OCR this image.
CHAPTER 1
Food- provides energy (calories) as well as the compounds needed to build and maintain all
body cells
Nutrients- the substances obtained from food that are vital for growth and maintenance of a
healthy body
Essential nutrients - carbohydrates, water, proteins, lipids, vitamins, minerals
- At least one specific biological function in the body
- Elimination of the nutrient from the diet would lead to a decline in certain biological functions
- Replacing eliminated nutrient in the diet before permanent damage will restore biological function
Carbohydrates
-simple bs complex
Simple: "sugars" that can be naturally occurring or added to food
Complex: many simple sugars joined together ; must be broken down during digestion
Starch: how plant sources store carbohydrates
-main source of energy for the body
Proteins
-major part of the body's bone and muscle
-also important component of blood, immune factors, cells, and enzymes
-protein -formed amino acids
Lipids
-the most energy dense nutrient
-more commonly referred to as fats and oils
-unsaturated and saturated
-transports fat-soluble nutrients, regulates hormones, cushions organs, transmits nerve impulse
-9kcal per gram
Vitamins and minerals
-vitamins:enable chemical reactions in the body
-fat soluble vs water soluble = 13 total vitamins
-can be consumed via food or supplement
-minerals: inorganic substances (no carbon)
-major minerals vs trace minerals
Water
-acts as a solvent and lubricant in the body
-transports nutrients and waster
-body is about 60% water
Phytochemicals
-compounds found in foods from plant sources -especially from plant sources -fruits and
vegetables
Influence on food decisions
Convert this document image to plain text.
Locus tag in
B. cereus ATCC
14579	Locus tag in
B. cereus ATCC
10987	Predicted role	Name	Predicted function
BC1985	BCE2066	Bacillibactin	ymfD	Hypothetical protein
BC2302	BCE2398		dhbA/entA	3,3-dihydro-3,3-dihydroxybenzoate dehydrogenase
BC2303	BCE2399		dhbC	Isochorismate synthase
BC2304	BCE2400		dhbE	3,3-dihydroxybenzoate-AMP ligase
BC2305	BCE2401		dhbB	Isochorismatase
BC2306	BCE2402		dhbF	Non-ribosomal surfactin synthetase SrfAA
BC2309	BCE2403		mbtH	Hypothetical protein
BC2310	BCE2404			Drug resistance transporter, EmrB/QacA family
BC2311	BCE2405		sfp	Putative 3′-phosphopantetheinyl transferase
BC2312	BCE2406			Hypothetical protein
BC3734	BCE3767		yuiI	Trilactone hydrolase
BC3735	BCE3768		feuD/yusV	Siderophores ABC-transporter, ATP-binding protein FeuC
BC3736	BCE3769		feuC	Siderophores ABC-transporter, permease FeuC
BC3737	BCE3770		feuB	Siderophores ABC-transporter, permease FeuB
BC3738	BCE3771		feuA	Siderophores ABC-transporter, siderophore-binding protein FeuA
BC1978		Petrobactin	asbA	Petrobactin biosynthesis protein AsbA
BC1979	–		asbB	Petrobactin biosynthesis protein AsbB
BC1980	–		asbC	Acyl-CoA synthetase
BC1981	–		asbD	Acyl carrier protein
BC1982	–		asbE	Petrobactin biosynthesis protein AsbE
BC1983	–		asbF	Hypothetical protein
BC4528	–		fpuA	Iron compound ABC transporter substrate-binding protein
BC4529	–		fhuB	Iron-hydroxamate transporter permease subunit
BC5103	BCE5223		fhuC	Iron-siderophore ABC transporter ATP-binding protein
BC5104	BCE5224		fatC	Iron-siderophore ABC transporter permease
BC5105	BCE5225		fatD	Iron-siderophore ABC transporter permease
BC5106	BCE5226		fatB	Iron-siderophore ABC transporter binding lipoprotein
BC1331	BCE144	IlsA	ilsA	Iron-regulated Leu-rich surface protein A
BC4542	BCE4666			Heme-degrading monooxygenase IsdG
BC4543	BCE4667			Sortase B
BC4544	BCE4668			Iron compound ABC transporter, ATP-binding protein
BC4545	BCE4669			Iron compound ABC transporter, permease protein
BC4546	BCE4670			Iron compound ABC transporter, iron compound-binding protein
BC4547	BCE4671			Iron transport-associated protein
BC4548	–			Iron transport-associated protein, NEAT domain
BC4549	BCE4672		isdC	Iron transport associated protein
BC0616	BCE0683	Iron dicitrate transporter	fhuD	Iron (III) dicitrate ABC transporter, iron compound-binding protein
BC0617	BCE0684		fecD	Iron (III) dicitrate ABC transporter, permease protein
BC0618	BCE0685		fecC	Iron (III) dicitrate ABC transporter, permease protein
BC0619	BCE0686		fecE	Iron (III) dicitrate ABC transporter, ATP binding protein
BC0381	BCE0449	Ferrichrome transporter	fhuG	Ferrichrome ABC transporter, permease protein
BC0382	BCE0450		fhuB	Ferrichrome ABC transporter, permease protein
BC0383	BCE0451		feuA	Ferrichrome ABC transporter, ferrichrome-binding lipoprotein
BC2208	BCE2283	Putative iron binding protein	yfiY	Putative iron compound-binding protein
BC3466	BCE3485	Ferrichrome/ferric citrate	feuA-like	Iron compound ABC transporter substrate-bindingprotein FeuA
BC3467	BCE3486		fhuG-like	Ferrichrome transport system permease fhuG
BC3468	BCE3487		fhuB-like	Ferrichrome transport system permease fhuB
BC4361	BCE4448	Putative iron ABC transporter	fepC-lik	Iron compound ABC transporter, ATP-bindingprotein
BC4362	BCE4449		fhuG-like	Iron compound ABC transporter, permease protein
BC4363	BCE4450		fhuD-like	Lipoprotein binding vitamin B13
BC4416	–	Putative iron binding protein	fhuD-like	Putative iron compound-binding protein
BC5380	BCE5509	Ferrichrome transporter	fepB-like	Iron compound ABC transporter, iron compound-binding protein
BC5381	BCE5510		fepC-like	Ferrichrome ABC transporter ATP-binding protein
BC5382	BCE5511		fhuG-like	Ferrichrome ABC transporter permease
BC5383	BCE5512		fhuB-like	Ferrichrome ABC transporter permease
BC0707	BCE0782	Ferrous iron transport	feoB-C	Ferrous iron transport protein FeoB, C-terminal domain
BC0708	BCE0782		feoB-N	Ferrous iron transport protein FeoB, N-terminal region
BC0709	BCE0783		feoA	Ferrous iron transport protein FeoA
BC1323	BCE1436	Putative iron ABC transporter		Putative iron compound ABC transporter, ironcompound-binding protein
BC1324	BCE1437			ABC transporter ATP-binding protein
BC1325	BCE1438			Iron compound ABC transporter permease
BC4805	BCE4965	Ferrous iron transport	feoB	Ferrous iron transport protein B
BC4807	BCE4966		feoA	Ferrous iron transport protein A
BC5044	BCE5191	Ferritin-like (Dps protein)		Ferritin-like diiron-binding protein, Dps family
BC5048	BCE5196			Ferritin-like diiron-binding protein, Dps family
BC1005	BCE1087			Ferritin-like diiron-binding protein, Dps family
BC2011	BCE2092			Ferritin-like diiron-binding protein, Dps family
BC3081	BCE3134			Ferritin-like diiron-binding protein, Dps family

- - - - -

__Problem statement__
The data above needs to be retyped in full, exactly as given.

__Result of this task__
OCR this image.
CHAPTER 1
Food- provides energy (calories) as well as the compounds needed to build and maintain all
body cells
Nutrients- the substances obtained from food that are vital for growth and maintenance of a
healthy body
Essential nutrients - carbohydrates, water, proteins, lipids, vitamins, minerals
- At least one specific biological function in the body
- Elimination of the nutrient from the diet would lead to a decline in certain biological functions
- Replacing eliminated nutrient in the diet before permanent damage will restore biological function
Carbohydrates
-simple bs complex
Simple: "sugars" that can be naturally occurring or added to food
Complex: many simple sugars joined together ; must be broken down during digestion
Starch: how plant sources store carbohydrates
-main source of energy for the body
Proteins
-major part of the body's bone and muscle
-also important component of blood, immune factors, cells, and enzymes
-protein -formed amino acids
Lipids
-the most energy dense nutrient
-more commonly referred to as fats and oils
-unsaturated and saturated
-transports fat-soluble nutrients, regulates hormones, cushions organs, transmits nerve impulse
-9kcal per gram
Vitamins and minerals
-vitamins:enable chemical reactions in the body
-fat soluble vs water soluble = 13 total vitamins
-can be consumed via food or supplement
-minerals: inorganic substances (no carbon)
-major minerals vs trace minerals
Water
-acts as a solvent and lubricant in the body
-transports nutrients and waster
-body is about 60% water
Phytochemicals
-compounds found in foods from plant sources -especially from plant sources -fruits and
vegetables
Influence on food decisions
Convert this document image to plain text.
Locus tag in
B. cereus ATCC
14579	Locus tag in
B. cereus ATCC
10987	Predicted role	Name	Predicted function
BC1985	BCE2066	Bacillibactin	ymfD	Hypothetical protein
BC2302	BCE2398		dhbA/entA	3,3-dihydro-3,3-dihydroxybenzoate dehydrogenase
BC2303	BCE2399		dhbC	Isochorismate synthase
BC2304	BCE2400		dhbE	3,3-dihydroxybenzoate-AMP ligase
BC2305	BCE2401		dhbB	Isochorismatase
BC2306	BCE2402		dhbF	Non-ribosomal surfactin synthetase SrfAA
BC2309	BCE2403		mbtH	Hypothetical protein
BC2310	BCE2404			Drug resistance transporter, EmrB/QacA family
BC2311	BCE2405		sfp	Putative 3′-phosphopantetheinyl transferase
BC2312	BCE2406			Hypothetical protein
BC3734	BCE3767		yuiI	Trilactone hydrolase
BC3735	BCE3768		feuD/yusV	Siderophores ABC-transporter, ATP-binding protein FeuC
BC3736	BCE3769		feuC	Siderophores ABC-transporter, permease FeuC
BC3737	BCE3770		feuB	Siderophores ABC-transporter, permease FeuB
BC3738	BCE3771		feuA	Siderophores ABC-transporter, siderophore-binding protein FeuA
BC1978		Petrobactin	asbA	Petrobactin biosynthesis protein AsbA
BC1979	–		asbB	Petrobactin biosynthesis protein AsbB
BC1980	–		asbC	Acyl-CoA synthetase
BC1981	–		asbD	Acyl carrier protein
BC1982	–		asbE	Petrobactin biosynthesis protein AsbE
BC1983	–		asbF	Hypothetical protein
BC4528	–		fpuA	Iron compound ABC transporter substrate-binding protein
BC4529	–		fhuB	Iron-hydroxamate transporter permease subunit
BC5103	BCE5223		fhuC	Iron-siderophore ABC transporter ATP-binding protein
BC5104	BCE5224		fatC	Iron-siderophore ABC transporter permease
BC5105	BCE5225		fatD	Iron-siderophore ABC transporter permease
BC5106	BCE5226		fatB	Iron-siderophore ABC transporter binding lipoprotein
BC1331	BCE144	IlsA	ilsA	Iron-regulated Leu-rich surface protein A
BC4542	BCE4666			Heme-degrading monooxygenase IsdG
BC4543	BCE4667			Sortase B
BC4544	BCE4668			Iron compound ABC transporter, ATP-binding protein
BC4545	BCE4669			Iron compound ABC transporter, permease protein
BC4546	BCE4670			Iron compound ABC transporter, iron compound-binding protein
BC4547	BCE4671			Iron transport-associated protein
BC4548	–			Iron transport-associated protein, NEAT domain
BC4549	BCE4672		isdC	Iron transport associated protein
BC0616	BCE0683	Iron dicitrate transporter	fhuD	Iron (III) dicitrate ABC transporter, iron compound-binding protein
BC0617	BCE0684		fecD	Iron (III) dicitrate ABC transporter, permease protein
BC0618	BCE0685		fecC	Iron (III) dicitrate ABC transporter, permease protein
BC0619	BCE0686		fecE	Iron (III) dicitrate ABC transporter, ATP binding protein
BC0381	BCE0449	Ferrichrome transporter	fhuG	Ferrichrome ABC transporter, permease protein
BC0382	BCE0450		fhuB	Ferrichrome ABC transporter, permease protein
BC0383	BCE0451		feuA	Ferrichrome ABC transporter, ferrichrome-binding lipoprotein
BC2208	BCE2283	Putative iron binding protein	yfiY	Putative iron compound-binding protein
BC3466	BCE3485	Ferrichrome/ferric citrate	feuA-like	Iron compound ABC transporter substrate-bindingprotein FeuA
BC3467	BCE3486		fhuG-like	Ferrichrome transport system permease fhuG
BC3468	BCE3487		fhuB-like	Ferrichrome transport system permease fhuB
BC4361	BCE4448	Putative iron ABC transporter	fepC-lik	Iron compound ABC transporter, ATP-bindingprotein
BC4362	BCE4449		fhuG-like	Iron compound ABC transporter, permease protein
BC4363	BCE4450		fhuD-like	Lipoprotein binding vitamin B13
BC4416	–	Putative iron binding protein	fhuD-like	Putative iron compound-binding protein
BC5380	BCE5509	Ferrichrome transporter	fepB-like	Iron compound ABC transporter, iron compound-binding protein
BC5381	BCE5510		fepC-like	Ferrichrome ABC transporter ATP-binding protein
BC5382	BCE5511		fhuG-like	Ferrichrome ABC transporter permease
BC5383	BCE5512		fhuB-like	Ferrichrome ABC transporter permease
BC0707	BCE0782	Ferrous iron transport	feoB-C	Ferrous iron transport protein FeoB, C-terminal domain
BC0708	BCE0782		feoB-N	Ferrous iron transport protein FeoB, N-terminal region
BC0709	BCE0783		feoA	Ferrous iron transport protein FeoA
BC1323	BCE1436	Putative iron ABC transporter		Putative iron compound ABC transporter, ironcompound-binding protein
BC1324	BCE1437			ABC transporter ATP-binding protein
BC1325	BCE1438			Iron compound ABC transporter permease
BC4805	BCE4965	Ferrous iron transport	feoB	Ferrous iron transport protein B
BC4807	BCE4966		feoA	Ferrous iron transport protein A
BC5044	BCE5191	Ferritin-like (Dps protein)		Ferritin-like diiron-binding protein, Dps family
BC5048	BCE5196			Ferritin-like diiron-binding protein, Dps family
BC1005	BCE1087			Ferritin-like diiron-binding protein, Dps family
BC2011	BCE2092			Ferritin-like diiron-binding protein, Dps family
BC3081	BCE3134			Ferritin-like diiron-binding protein, Dps family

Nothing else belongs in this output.